-- Begin --
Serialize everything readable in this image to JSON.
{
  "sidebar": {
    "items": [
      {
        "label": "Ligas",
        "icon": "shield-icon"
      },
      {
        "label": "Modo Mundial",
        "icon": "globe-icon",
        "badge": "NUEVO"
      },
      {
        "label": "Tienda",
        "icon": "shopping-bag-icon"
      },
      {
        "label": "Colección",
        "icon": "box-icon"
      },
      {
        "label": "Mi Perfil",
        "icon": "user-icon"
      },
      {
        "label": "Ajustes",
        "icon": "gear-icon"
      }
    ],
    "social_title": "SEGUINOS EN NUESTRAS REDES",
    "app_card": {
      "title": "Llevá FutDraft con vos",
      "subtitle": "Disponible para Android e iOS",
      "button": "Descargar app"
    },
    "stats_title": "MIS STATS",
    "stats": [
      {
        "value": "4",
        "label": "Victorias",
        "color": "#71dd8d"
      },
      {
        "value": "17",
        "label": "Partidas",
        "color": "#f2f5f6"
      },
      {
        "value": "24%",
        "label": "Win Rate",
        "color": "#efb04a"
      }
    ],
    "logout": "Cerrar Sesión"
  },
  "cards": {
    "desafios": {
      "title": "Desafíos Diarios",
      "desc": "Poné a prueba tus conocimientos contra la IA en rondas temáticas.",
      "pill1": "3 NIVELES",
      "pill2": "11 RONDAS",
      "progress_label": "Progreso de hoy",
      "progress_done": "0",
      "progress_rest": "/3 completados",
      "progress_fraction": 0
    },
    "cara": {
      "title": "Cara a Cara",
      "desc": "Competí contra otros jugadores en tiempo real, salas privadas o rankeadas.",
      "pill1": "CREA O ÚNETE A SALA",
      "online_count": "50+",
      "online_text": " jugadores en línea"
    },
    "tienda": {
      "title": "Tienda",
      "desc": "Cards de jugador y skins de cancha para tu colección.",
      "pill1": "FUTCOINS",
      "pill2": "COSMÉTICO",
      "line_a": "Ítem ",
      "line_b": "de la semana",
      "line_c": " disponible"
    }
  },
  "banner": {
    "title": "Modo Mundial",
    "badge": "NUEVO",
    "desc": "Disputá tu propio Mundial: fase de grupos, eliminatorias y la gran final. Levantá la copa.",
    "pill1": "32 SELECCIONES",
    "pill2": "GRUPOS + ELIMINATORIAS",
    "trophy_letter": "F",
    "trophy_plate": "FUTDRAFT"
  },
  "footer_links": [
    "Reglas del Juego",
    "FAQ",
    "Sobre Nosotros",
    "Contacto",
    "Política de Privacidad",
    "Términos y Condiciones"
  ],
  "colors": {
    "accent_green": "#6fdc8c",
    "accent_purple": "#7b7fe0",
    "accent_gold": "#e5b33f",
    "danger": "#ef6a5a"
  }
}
-- End --
Instructions for the task: Find each line holding "contra". Copy it out.

Output for this exercise:
      "desc": "Poné a prueba tus conocimientos contra la IA en rondas temáticas.",
      "desc": "Competí contra otros jugadores en tiempo real, salas privadas o rankeadas.",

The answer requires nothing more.